> **DESCRIPTION OF THE TASK**: Quote each line of the material verbatim, without the pictures.

Data items:
Begin

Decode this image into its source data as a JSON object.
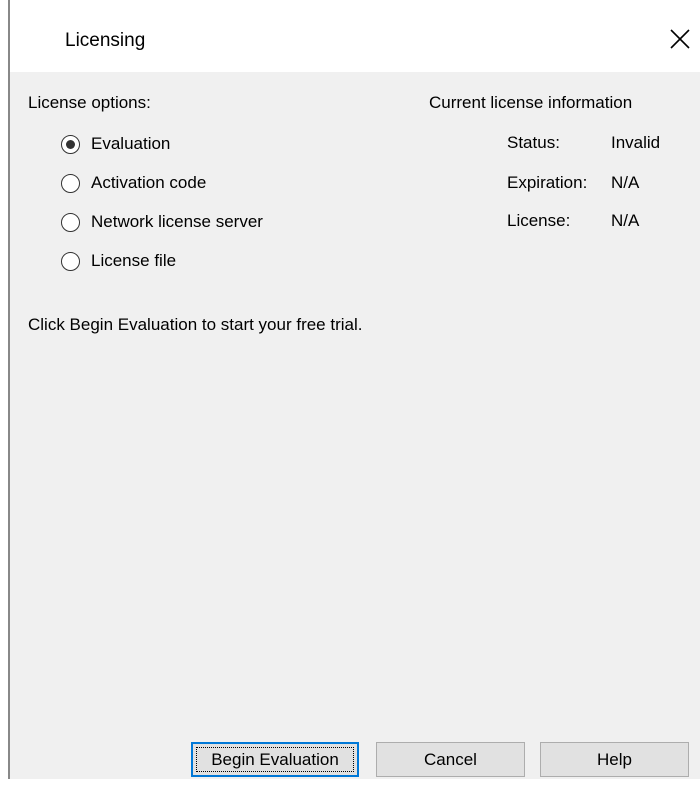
{
  "window": {
    "title": "Licensing"
  },
  "license_options": {
    "heading": "License options:",
    "selected": "Evaluation",
    "items": [
      {
        "label": "Evaluation",
        "checked": true
      },
      {
        "label": "Activation code",
        "checked": false
      },
      {
        "label": "Network license server",
        "checked": false
      },
      {
        "label": "License file",
        "checked": false
      }
    ]
  },
  "current_info": {
    "heading": "Current license information",
    "status_label": "Status:",
    "status_value": "Invalid",
    "expiration_label": "Expiration:",
    "expiration_value": "N/A",
    "license_label": "License:",
    "license_value": "N/A"
  },
  "message": "Click Begin Evaluation to start your free trial.",
  "buttons": {
    "begin": "Begin Evaluation",
    "cancel": "Cancel",
    "help": "Help"
  },
  "colors": {
    "client_bg": "#f0f0f0",
    "button_bg": "#e1e1e1",
    "focus_border": "#0078d7"
  }
}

End

> **WORKED ANSWER**:
Decode this image into its source data as a JSON object.
{
  "window": {
    "title": "Licensing"
  },
  "license_options": {
    "heading": "License options:",
    "selected": "Evaluation",
    "items": [
      {
        "label": "Evaluation",
        "checked": true
      },
      {
        "label": "Activation code",
        "checked": false
      },
      {
        "label": "Network license server",
        "checked": false
      },
      {
        "label": "License file",
        "checked": false
      }
    ]
  },
  "current_info": {
    "heading": "Current license information",
    "status_label": "Status:",
    "status_value": "Invalid",
    "expiration_label": "Expiration:",
    "expiration_value": "N/A",
    "license_label": "License:",
    "license_value": "N/A"
  },
  "message": "Click Begin Evaluation to start your free trial.",
  "buttons": {
    "begin": "Begin Evaluation",
    "cancel": "Cancel",
    "help": "Help"
  },
  "colors": {
    "client_bg": "#f0f0f0",
    "button_bg": "#e1e1e1",
    "focus_border": "#0078d7"
  }
}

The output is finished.